[Your instructions]:
Copy out all lines that carry the word "this".
╭─ Material to process
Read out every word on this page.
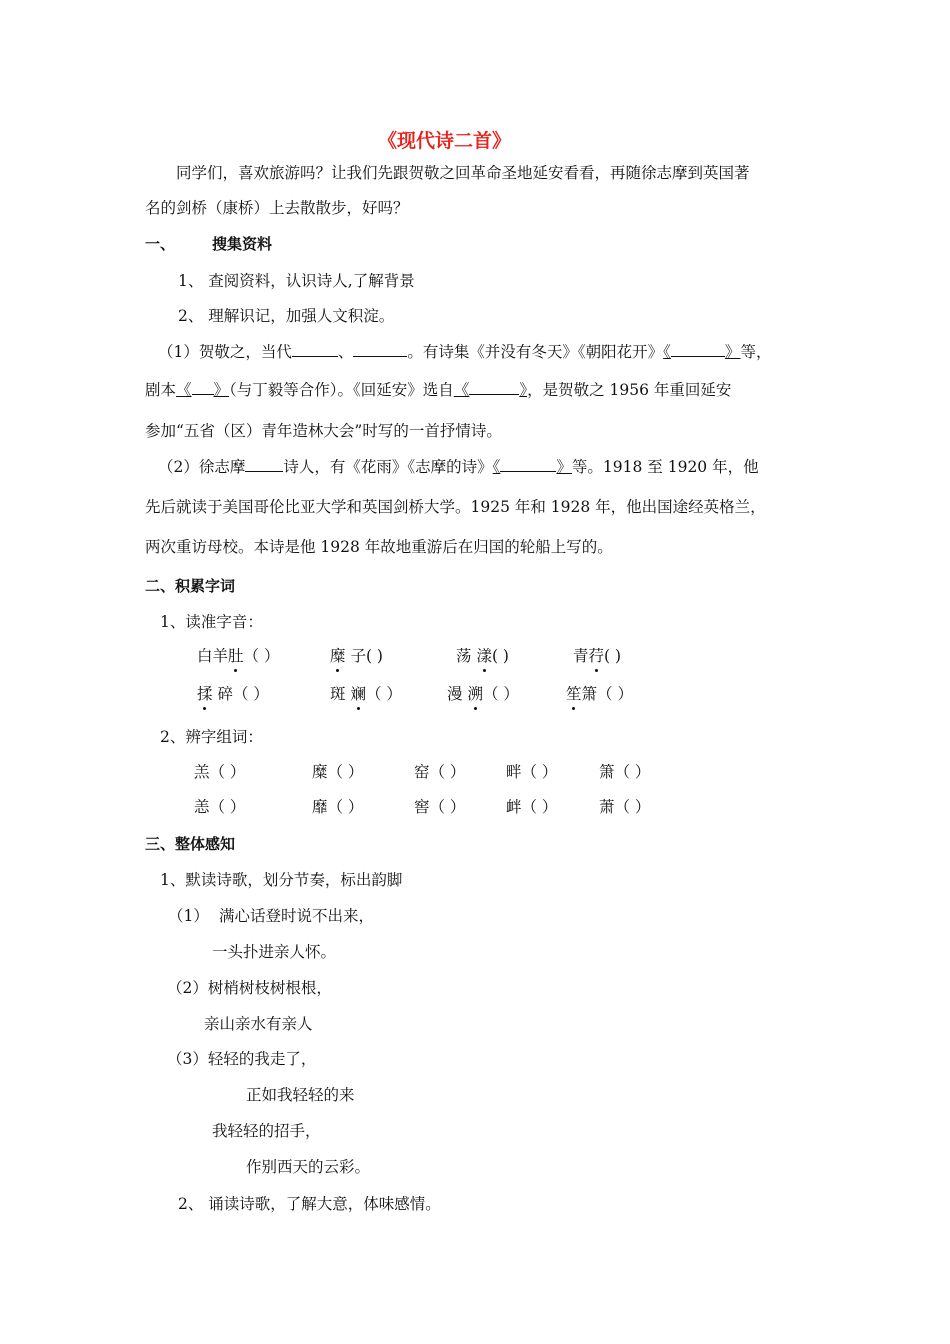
《现代诗二首》
同学们，喜欢旅游吗？让我们先跟贺敬之回革命圣地延安看看，再随徐志摩到英国著
名的剑桥（康桥）上去散散步，好吗？
一、 搜集资料
1、 查阅资料，认识诗人,了解背景
2、 理解识记，加强人文积淀。
（1）贺敬之，当代	、	。有诗集《并没有冬天》《朝阳花开》《	》等，
剧本《 》（与丁毅等合作）。《回延安》选自《	》，是贺敬之 1956 年重回延安
参加“五省（区）青年造林大会”时写的一首抒情诗。
（2）徐志摩 诗人，有《花雨》《志摩的诗》《	》等。1918 至 1920 年，他
先后就读于美国哥伦比亚大学和英国剑桥大学。1925 年和 1928 年，他出国途经英格兰，
两次重访母校。本诗是他 1928 年故地重游后在归国的轮船上写的。
二、积累字词
1、读准字音：
白羊肚（ ）	糜 子( )	荡 漾( )	青荇( )
揉 碎（ ）	斑 斓（ ）	漫 溯（ ）	笙箫（ ）
2、辨字组词：
羔（ ）	糜（ ）	窑（ ）	畔（ ）	箫（ ）
恙（ ）	靡（ ）	窖（ ）	衅（ ）	萧（ ）
三、整体感知
1、默读诗歌，划分节奏，标出韵脚
（1） 满心话登时说不出来，
一头扑进亲人怀。
（2）树梢树枝树根根，
亲山亲水有亲人
（3）轻轻的我走了，
正如我轻轻的来
我轻轻的招手，
作别西天的云彩。
2、 诵读诗歌，了解大意，体味感情。
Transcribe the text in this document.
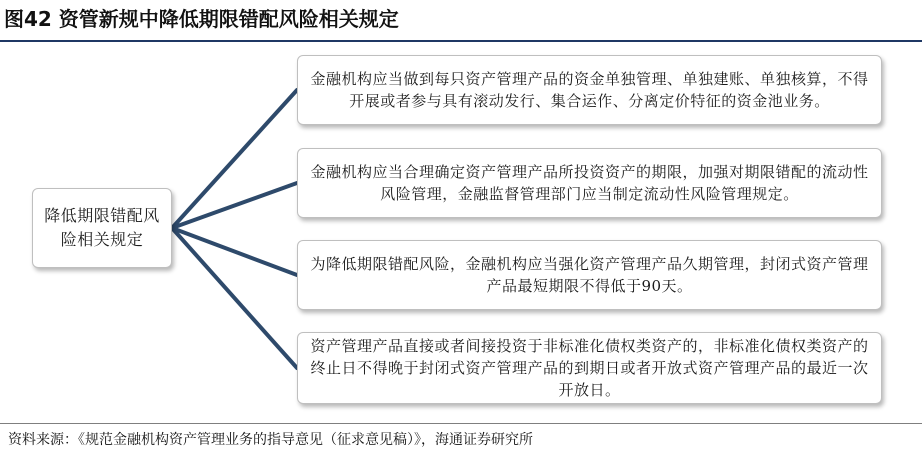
图42 资管新规中降低期限错配风险相关规定
降低期限错配风险相关规定
金融机构应当做到每只资产管理产品的资金单独管理、单独建账、单独核算，不得开展或者参与具有滚动发行、集合运作、分离定价特征的资金池业务。
金融机构应当合理确定资产管理产品所投资资产的期限，加强对期限错配的流动性风险管理，金融监督管理部门应当制定流动性风险管理规定。
为降低期限错配风险，金融机构应当强化资产管理产品久期管理，封闭式资产管理产品最短期限不得低于90天。
资产管理产品直接或者间接投资于非标准化债权类资产的，非标准化债权类资产的终止日不得晚于封闭式资产管理产品的到期日或者开放式资产管理产品的最近一次开放日。
资料来源：《规范金融机构资产管理业务的指导意见（征求意见稿）》，海通证券研究所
╰─
[The result]:
Read out every word on this page.
Transcribe the text in this document.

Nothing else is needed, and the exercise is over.